__WHAT YOU ARE ASKED TO DO__. Copy, from the entries below, each line in which the string "ylabel" appears.

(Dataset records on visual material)
▽

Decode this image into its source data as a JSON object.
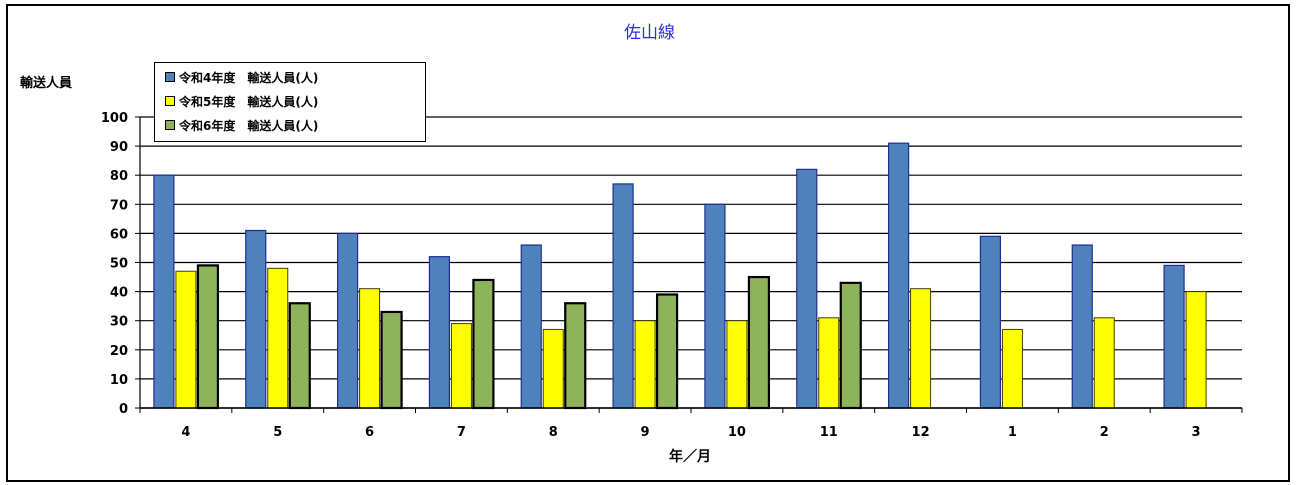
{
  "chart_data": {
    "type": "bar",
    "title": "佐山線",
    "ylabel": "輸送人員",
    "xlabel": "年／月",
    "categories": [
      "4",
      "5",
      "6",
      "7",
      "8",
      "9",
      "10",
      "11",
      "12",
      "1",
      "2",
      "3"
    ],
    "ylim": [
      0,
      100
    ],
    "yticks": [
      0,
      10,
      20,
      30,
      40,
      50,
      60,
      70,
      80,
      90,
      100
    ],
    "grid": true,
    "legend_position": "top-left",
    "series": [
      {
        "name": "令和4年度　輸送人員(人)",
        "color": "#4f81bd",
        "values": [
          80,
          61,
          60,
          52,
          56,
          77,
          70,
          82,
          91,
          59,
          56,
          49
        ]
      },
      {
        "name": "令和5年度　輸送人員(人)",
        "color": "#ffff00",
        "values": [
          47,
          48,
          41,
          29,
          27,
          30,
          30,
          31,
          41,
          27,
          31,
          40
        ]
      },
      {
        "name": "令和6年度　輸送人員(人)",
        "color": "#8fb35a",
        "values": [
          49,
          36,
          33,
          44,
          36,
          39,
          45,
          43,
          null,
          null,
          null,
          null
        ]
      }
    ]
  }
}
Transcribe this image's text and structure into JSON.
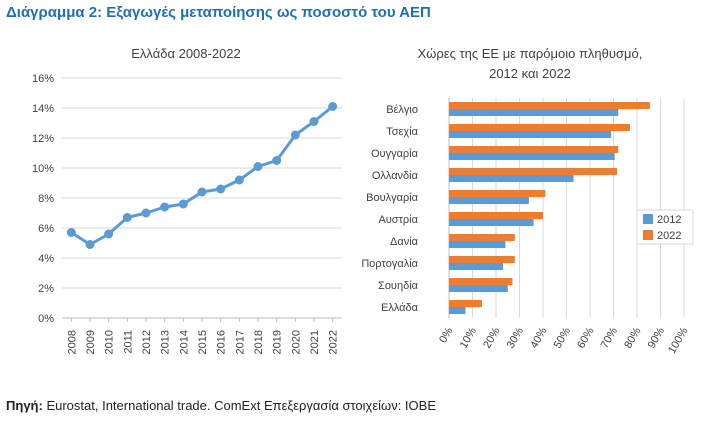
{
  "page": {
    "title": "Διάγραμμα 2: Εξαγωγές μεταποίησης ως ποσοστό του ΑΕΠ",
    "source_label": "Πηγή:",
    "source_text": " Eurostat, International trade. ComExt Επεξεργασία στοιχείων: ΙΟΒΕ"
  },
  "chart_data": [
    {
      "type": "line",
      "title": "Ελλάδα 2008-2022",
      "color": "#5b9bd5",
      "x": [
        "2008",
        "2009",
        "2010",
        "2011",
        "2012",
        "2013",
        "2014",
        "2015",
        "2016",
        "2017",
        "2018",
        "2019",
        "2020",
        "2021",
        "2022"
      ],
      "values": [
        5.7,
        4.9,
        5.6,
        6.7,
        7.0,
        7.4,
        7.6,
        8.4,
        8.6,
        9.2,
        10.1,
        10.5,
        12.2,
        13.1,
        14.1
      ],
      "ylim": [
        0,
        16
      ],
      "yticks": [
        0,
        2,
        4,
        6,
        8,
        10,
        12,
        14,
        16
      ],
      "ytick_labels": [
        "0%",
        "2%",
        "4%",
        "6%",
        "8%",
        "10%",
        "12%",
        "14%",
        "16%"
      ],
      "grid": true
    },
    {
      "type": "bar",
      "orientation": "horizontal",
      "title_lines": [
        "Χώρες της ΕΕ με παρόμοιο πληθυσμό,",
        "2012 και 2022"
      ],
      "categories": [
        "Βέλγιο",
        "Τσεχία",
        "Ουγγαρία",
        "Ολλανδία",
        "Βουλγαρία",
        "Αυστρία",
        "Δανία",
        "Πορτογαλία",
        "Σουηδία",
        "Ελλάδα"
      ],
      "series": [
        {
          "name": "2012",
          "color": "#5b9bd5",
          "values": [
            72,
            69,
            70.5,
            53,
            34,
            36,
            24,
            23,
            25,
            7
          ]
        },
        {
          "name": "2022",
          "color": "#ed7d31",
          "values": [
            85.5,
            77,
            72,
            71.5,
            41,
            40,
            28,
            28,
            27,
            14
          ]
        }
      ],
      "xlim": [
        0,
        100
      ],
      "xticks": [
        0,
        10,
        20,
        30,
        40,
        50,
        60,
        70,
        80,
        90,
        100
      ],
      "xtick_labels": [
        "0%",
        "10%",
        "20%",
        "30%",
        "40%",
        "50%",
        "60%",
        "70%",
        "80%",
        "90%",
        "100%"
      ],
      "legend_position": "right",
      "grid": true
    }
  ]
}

△
▽

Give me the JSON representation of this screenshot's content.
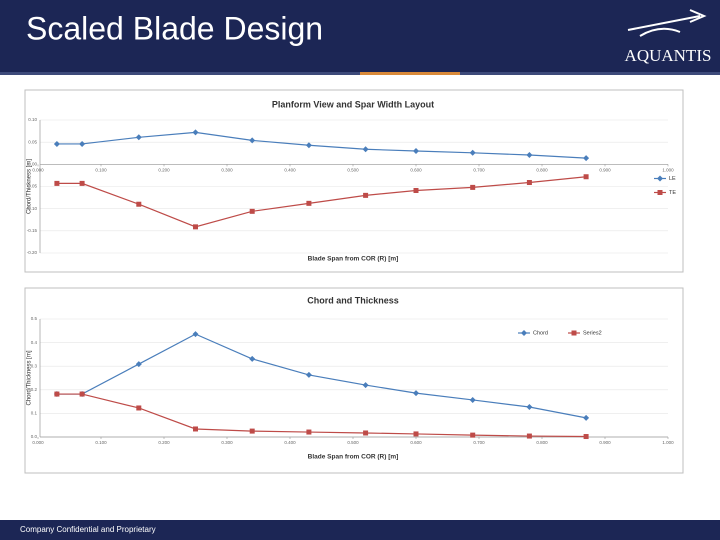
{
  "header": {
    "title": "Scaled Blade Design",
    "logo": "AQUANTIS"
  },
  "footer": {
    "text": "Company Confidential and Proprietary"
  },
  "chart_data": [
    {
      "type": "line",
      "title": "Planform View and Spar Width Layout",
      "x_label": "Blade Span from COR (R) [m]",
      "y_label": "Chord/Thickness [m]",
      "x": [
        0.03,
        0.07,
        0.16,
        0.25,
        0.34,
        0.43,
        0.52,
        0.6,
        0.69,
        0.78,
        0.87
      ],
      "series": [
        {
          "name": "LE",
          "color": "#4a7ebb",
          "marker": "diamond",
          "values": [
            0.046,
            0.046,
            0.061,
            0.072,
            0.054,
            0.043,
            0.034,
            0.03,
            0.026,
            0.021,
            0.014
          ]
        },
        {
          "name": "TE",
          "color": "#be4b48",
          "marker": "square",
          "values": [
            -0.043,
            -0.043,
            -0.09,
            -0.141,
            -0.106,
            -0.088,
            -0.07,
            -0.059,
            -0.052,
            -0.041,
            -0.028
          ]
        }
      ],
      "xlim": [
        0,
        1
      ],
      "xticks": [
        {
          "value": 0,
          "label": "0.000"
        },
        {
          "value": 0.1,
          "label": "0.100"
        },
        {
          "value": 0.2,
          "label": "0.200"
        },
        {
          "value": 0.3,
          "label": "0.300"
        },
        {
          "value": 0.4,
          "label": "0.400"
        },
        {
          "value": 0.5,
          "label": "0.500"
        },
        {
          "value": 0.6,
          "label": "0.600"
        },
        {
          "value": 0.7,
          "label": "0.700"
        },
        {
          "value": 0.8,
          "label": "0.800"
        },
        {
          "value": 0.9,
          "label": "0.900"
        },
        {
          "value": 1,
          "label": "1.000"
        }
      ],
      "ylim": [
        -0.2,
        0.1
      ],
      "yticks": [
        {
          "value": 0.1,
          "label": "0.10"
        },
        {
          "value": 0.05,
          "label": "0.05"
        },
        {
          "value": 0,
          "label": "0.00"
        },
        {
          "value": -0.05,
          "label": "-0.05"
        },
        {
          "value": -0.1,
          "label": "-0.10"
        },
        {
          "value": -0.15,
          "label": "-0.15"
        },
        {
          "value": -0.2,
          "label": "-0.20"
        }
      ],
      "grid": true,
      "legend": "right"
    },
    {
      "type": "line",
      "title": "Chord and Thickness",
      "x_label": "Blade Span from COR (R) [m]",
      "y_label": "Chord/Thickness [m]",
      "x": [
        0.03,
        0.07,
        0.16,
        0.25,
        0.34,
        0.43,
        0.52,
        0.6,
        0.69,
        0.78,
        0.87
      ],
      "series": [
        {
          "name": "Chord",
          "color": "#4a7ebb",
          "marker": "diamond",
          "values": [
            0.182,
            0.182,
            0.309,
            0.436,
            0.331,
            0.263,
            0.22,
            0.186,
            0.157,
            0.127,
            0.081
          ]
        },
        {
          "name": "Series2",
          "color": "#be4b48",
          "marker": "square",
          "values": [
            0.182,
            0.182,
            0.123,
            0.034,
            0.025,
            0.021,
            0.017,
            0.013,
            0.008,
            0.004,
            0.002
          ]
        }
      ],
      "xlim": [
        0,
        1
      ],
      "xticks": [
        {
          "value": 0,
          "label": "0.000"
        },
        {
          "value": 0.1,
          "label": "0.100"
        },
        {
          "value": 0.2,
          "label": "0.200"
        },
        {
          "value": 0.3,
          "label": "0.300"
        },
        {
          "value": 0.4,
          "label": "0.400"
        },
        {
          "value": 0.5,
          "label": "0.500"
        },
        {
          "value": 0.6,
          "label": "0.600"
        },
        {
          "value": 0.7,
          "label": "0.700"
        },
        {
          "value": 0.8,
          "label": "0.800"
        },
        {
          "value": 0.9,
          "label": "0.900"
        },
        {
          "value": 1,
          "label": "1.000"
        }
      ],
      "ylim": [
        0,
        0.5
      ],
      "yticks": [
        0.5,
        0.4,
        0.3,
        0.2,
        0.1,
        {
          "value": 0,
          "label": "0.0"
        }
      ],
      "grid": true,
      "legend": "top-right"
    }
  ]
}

△
▽

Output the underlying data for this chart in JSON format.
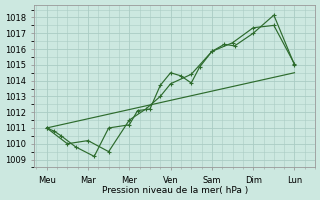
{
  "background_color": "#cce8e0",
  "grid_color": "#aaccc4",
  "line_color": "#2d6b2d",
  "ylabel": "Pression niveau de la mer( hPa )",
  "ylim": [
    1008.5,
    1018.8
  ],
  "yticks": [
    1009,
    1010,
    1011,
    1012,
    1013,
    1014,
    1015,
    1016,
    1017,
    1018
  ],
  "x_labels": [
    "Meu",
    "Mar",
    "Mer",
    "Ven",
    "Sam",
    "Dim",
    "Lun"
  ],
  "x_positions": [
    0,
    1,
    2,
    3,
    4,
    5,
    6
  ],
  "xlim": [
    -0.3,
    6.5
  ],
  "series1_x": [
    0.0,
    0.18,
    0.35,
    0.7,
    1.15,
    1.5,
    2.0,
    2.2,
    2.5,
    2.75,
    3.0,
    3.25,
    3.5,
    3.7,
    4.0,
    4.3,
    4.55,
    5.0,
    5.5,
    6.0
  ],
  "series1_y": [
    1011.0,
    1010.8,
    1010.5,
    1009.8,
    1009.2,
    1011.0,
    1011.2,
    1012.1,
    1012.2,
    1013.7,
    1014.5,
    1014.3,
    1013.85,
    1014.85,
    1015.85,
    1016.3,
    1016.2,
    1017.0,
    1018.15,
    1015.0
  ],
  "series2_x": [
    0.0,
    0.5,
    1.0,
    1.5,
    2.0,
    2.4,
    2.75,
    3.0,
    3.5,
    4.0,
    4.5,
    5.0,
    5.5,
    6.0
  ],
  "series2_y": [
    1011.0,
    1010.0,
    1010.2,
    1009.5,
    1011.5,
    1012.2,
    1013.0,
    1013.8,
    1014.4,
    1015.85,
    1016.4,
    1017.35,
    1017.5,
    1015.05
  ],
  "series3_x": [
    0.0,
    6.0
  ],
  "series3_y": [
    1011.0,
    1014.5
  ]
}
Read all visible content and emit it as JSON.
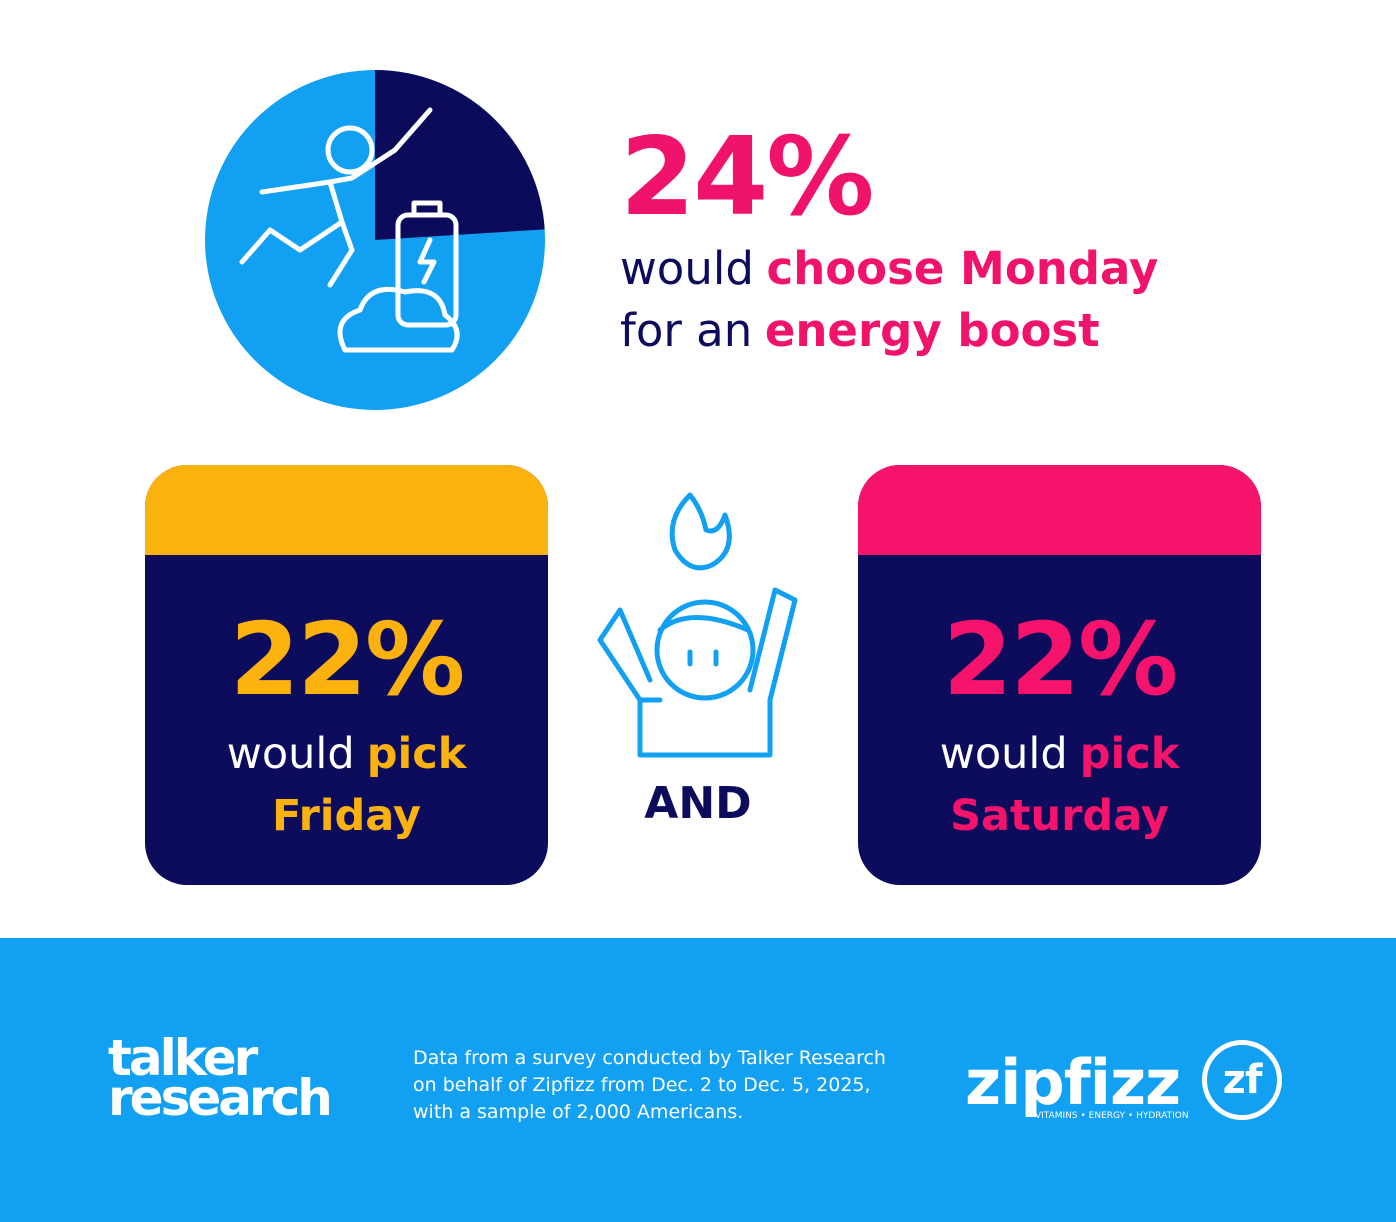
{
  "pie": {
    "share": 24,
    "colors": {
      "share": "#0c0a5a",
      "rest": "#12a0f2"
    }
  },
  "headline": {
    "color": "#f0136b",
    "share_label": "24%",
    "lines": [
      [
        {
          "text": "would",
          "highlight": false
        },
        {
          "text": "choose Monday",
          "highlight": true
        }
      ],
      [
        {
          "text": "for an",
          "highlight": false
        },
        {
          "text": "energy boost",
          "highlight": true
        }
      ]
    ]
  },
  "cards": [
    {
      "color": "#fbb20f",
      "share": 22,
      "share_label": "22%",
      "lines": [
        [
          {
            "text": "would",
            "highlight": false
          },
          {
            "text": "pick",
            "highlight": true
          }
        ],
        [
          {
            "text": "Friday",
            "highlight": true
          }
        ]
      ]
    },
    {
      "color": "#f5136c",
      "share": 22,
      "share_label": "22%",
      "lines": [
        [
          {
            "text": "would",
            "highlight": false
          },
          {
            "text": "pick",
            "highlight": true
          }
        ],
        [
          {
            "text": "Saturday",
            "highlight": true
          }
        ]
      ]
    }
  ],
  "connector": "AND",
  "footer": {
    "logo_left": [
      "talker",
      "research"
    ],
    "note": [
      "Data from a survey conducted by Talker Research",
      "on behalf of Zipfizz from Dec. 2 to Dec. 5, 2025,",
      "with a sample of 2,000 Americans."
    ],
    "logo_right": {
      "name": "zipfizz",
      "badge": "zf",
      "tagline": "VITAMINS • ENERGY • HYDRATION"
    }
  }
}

△

__RESULT OF THIS EXERCISE__.
    "ylabel": "輸送人員",
  "ylabel": "Pression niveau de la mer( hPa )",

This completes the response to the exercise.